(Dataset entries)
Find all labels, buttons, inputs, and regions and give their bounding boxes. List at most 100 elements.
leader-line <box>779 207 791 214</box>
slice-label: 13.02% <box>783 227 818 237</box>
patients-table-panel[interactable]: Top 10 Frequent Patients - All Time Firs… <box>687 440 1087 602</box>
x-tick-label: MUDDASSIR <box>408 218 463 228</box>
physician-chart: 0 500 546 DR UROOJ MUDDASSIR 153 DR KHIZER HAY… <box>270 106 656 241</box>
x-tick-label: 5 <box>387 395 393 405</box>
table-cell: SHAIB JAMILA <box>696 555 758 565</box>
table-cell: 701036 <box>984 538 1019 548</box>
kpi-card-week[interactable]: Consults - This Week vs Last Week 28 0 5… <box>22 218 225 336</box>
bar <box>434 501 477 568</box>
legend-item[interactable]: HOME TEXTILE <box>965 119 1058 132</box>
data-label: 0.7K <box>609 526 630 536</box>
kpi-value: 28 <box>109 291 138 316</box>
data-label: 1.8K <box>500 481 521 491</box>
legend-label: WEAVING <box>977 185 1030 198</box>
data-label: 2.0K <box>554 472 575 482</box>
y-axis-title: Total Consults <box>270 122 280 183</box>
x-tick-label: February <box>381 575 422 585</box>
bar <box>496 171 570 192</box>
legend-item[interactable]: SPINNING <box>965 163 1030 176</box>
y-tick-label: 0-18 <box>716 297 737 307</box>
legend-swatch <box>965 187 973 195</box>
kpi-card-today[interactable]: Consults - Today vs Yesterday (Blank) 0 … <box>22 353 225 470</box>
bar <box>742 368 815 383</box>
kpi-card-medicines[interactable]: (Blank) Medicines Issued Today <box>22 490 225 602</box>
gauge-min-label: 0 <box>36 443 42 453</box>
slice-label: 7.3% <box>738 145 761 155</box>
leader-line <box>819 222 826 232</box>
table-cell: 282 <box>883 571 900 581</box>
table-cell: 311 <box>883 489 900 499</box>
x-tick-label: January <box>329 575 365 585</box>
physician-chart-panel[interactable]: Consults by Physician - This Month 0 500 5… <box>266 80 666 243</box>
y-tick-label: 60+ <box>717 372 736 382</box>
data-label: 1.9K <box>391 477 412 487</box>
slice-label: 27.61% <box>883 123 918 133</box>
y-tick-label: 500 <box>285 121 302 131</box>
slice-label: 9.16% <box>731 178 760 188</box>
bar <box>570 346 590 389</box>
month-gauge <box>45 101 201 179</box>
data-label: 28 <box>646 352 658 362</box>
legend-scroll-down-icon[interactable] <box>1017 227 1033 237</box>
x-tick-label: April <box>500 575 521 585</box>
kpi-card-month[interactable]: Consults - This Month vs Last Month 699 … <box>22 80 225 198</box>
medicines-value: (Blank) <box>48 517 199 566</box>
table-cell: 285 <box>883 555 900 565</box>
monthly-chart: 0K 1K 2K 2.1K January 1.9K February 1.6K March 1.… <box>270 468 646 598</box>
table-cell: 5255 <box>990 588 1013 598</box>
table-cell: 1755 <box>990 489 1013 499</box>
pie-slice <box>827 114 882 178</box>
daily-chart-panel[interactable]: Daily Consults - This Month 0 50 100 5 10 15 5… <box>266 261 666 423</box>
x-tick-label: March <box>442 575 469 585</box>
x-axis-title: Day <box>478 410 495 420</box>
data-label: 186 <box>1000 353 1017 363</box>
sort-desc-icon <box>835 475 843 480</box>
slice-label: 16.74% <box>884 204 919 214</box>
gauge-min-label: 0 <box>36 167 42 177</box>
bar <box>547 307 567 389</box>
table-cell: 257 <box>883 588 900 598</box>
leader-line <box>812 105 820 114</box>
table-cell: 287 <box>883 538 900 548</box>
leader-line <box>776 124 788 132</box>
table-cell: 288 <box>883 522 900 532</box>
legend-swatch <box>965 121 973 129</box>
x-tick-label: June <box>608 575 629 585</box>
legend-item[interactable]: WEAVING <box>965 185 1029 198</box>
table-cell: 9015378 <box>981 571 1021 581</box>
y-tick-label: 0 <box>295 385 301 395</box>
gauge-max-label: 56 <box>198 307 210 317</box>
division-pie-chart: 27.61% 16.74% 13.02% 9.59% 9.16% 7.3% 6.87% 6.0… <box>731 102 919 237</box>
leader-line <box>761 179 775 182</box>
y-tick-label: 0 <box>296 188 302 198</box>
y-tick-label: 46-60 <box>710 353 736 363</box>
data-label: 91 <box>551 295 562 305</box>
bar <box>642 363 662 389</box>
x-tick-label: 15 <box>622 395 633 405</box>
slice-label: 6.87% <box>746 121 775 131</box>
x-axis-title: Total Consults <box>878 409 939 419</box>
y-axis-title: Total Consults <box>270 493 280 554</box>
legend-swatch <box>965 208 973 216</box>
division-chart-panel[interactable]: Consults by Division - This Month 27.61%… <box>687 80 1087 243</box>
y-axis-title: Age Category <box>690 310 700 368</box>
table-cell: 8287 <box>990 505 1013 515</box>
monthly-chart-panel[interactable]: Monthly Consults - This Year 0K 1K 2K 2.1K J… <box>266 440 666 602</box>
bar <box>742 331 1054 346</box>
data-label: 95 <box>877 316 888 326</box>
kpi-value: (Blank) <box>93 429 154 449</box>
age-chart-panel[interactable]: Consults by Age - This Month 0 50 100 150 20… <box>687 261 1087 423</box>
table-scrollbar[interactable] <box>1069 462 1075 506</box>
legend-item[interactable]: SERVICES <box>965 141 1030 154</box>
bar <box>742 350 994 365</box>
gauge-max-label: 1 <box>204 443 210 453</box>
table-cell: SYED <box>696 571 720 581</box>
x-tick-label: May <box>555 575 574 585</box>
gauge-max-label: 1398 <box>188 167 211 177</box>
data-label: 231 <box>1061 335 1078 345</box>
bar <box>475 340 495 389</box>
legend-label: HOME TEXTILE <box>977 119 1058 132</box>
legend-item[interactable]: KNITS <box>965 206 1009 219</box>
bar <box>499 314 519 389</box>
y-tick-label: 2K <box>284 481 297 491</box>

• [WORK INSTRUCTION] Copy the records above, keeping each line identical.

• [YOUR RESPONSE]
Find all labels, buttons, inputs, and regions and give their bounding boxes. List at most 100 elements.
leader-line <box>779 207 791 214</box>
slice-label: 13.02% <box>783 227 818 237</box>
patients-table-panel[interactable]: Top 10 Frequent Patients - All Time Firs… <box>687 440 1087 602</box>
x-tick-label: MUDDASSIR <box>408 218 463 228</box>
physician-chart: 0 500 546 DR UROOJ MUDDASSIR 153 DR KHIZER HAY… <box>270 106 656 241</box>
x-tick-label: 5 <box>387 395 393 405</box>
table-cell: SHAIB JAMILA <box>696 555 758 565</box>
table-cell: 701036 <box>984 538 1019 548</box>
kpi-card-week[interactable]: Consults - This Week vs Last Week 28 0 5… <box>22 218 225 336</box>
bar <box>434 501 477 568</box>
legend-item[interactable]: HOME TEXTILE <box>965 119 1058 132</box>
data-label: 0.7K <box>609 526 630 536</box>
kpi-value: 28 <box>109 291 138 316</box>
data-label: 1.8K <box>500 481 521 491</box>
legend-label: WEAVING <box>977 185 1030 198</box>
data-label: 2.0K <box>554 472 575 482</box>
y-axis-title: Total Consults <box>270 122 280 183</box>
x-tick-label: February <box>381 575 422 585</box>
bar <box>496 171 570 192</box>
legend-item[interactable]: SPINNING <box>965 163 1030 176</box>
y-tick-label: 0-18 <box>716 297 737 307</box>
legend-swatch <box>965 187 973 195</box>
kpi-card-today[interactable]: Consults - Today vs Yesterday (Blank) 0 … <box>22 353 225 470</box>
bar <box>742 368 815 383</box>
kpi-card-medicines[interactable]: (Blank) Medicines Issued Today <box>22 490 225 602</box>
gauge-min-label: 0 <box>36 443 42 453</box>
slice-label: 7.3% <box>738 145 761 155</box>
leader-line <box>819 222 826 232</box>
table-cell: 282 <box>883 571 900 581</box>
table-cell: 311 <box>883 489 900 499</box>
x-tick-label: January <box>329 575 365 585</box>
physician-chart-panel[interactable]: Consults by Physician - This Month 0 500 5… <box>266 80 666 243</box>
y-tick-label: 60+ <box>717 372 736 382</box>
data-label: 1.9K <box>391 477 412 487</box>
slice-label: 27.61% <box>883 123 918 133</box>
y-tick-label: 500 <box>285 121 302 131</box>
slice-label: 9.16% <box>731 178 760 188</box>
bar <box>570 346 590 389</box>
month-gauge <box>45 101 201 179</box>
data-label: 28 <box>646 352 658 362</box>
legend-scroll-down-icon[interactable] <box>1017 227 1033 237</box>
x-tick-label: April <box>500 575 521 585</box>
kpi-card-month[interactable]: Consults - This Month vs Last Month 699 … <box>22 80 225 198</box>
medicines-value: (Blank) <box>48 517 199 566</box>
table-cell: 285 <box>883 555 900 565</box>
monthly-chart: 0K 1K 2K 2.1K January 1.9K February 1.6K March 1.… <box>270 468 646 598</box>
table-cell: 5255 <box>990 588 1013 598</box>
table-cell: 1755 <box>990 489 1013 499</box>
pie-slice <box>827 114 882 178</box>
daily-chart-panel[interactable]: Daily Consults - This Month 0 50 100 5 10 15 5… <box>266 261 666 423</box>
x-tick-label: March <box>442 575 469 585</box>
x-axis-title: Day <box>478 410 495 420</box>
data-label: 186 <box>1000 353 1017 363</box>
sort-desc-icon <box>835 475 843 480</box>
slice-label: 16.74% <box>884 204 919 214</box>
gauge-min-label: 0 <box>36 167 42 177</box>
bar <box>547 307 567 389</box>
table-cell: 257 <box>883 588 900 598</box>
leader-line <box>812 105 820 114</box>
table-cell: 287 <box>883 538 900 548</box>
leader-line <box>776 124 788 132</box>
table-cell: 288 <box>883 522 900 532</box>
legend-swatch <box>965 121 973 129</box>
x-tick-label: June <box>608 575 629 585</box>
legend-item[interactable]: WEAVING <box>965 185 1029 198</box>
table-cell: 9015378 <box>981 571 1021 581</box>
y-tick-label: 0 <box>295 385 301 395</box>
gauge-max-label: 56 <box>198 307 210 317</box>
division-pie-chart: 27.61% 16.74% 13.02% 9.59% 9.16% 7.3% 6.87% 6.0… <box>731 102 919 237</box>
leader-line <box>761 179 775 182</box>
y-tick-label: 0 <box>296 188 302 198</box>
y-tick-label: 46-60 <box>710 353 736 363</box>
data-label: 91 <box>551 295 562 305</box>
bar <box>642 363 662 389</box>
x-tick-label: 15 <box>622 395 633 405</box>
slice-label: 6.87% <box>746 121 775 131</box>
x-axis-title: Total Consults <box>878 409 939 419</box>
y-axis-title: Total Consults <box>270 493 280 554</box>
legend-swatch <box>965 208 973 216</box>
division-chart-panel[interactable]: Consults by Division - This Month 27.61%… <box>687 80 1087 243</box>
y-axis-title: Age Category <box>690 310 700 368</box>
table-cell: 8287 <box>990 505 1013 515</box>
monthly-chart-panel[interactable]: Monthly Consults - This Year 0K 1K 2K 2.1K J… <box>266 440 666 602</box>
bar <box>742 331 1054 346</box>
data-label: 95 <box>877 316 888 326</box>
kpi-value: (Blank) <box>93 429 154 449</box>
age-chart-panel[interactable]: Consults by Age - This Month 0 50 100 150 20… <box>687 261 1087 423</box>
table-scrollbar[interactable] <box>1069 462 1075 506</box>
legend-item[interactable]: SERVICES <box>965 141 1030 154</box>
bar <box>742 350 994 365</box>
gauge-max-label: 1 <box>204 443 210 453</box>
table-cell: SYED <box>696 571 720 581</box>
x-tick-label: May <box>555 575 574 585</box>
gauge-max-label: 1398 <box>188 167 211 177</box>
data-label: 231 <box>1061 335 1078 345</box>
bar <box>475 340 495 389</box>
legend-label: HOME TEXTILE <box>977 119 1058 132</box>
legend-item[interactable]: KNITS <box>965 206 1009 219</box>
bar <box>499 314 519 389</box>
y-tick-label: 2K <box>284 481 297 491</box>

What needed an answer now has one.